Your objective
Collect every line that includes the string "виду".

━━ Input records ━━

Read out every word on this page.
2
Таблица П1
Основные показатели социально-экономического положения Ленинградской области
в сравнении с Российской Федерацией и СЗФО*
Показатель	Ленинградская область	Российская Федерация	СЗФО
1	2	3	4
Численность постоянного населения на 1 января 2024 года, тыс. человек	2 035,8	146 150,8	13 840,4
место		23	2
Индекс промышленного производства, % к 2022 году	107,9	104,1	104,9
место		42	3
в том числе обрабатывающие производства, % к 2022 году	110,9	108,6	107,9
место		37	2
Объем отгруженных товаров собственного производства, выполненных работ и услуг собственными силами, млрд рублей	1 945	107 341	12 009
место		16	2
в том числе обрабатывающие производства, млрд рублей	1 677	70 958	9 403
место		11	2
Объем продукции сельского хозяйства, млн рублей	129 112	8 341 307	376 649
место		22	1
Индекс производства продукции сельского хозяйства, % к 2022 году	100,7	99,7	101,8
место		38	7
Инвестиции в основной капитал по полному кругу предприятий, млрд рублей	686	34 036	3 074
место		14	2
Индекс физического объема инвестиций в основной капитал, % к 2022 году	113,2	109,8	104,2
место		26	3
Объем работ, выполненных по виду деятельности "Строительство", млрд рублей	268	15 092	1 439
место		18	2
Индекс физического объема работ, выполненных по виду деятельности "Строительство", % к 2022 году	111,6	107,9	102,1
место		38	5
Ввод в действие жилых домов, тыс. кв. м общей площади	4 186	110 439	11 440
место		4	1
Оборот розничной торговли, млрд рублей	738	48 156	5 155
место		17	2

━━━

Exercise output
Объем работ, выполненных по виду деятельности "Строительство", млрд рублей	268	15 092	1 439
Индекс физического объема работ, выполненных по виду деятельности "Строительство", % к 2022 году	111,6	107,9	102,1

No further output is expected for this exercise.